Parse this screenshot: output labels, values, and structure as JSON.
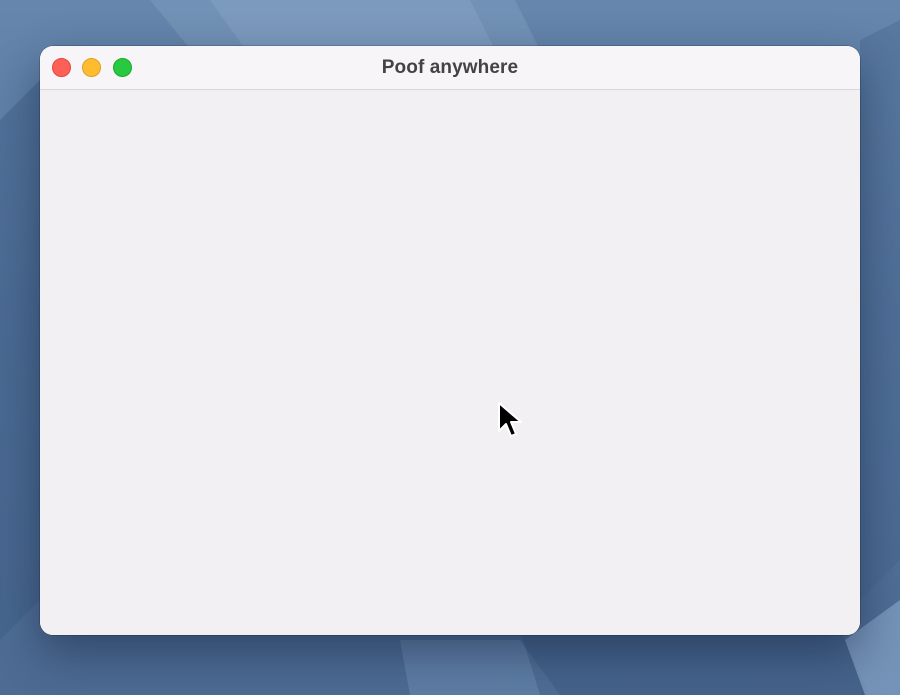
{
  "window": {
    "title": "Poof anywhere",
    "controls": {
      "close_icon": "close-icon",
      "minimize_icon": "minimize-icon",
      "zoom_icon": "zoom-icon"
    }
  },
  "colors": {
    "close": "#fe5f57",
    "minimize": "#febc2e",
    "zoom": "#28c840",
    "window_background": "#f2f0f3",
    "desktop": "#5f80a8"
  },
  "pointer": {
    "icon": "arrow-cursor-icon"
  }
}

§ **TASK GOAL**:
Leave out the pictures and output the rest of the material exactly as written.

§ **FULL RESPONSE**:
Parse this screenshot: output labels, values, and structure as JSON.
{
  "window": {
    "title": "Poof anywhere",
    "controls": {
      "close_icon": "close-icon",
      "minimize_icon": "minimize-icon",
      "zoom_icon": "zoom-icon"
    }
  },
  "colors": {
    "close": "#fe5f57",
    "minimize": "#febc2e",
    "zoom": "#28c840",
    "window_background": "#f2f0f3",
    "desktop": "#5f80a8"
  },
  "pointer": {
    "icon": "arrow-cursor-icon"
  }
}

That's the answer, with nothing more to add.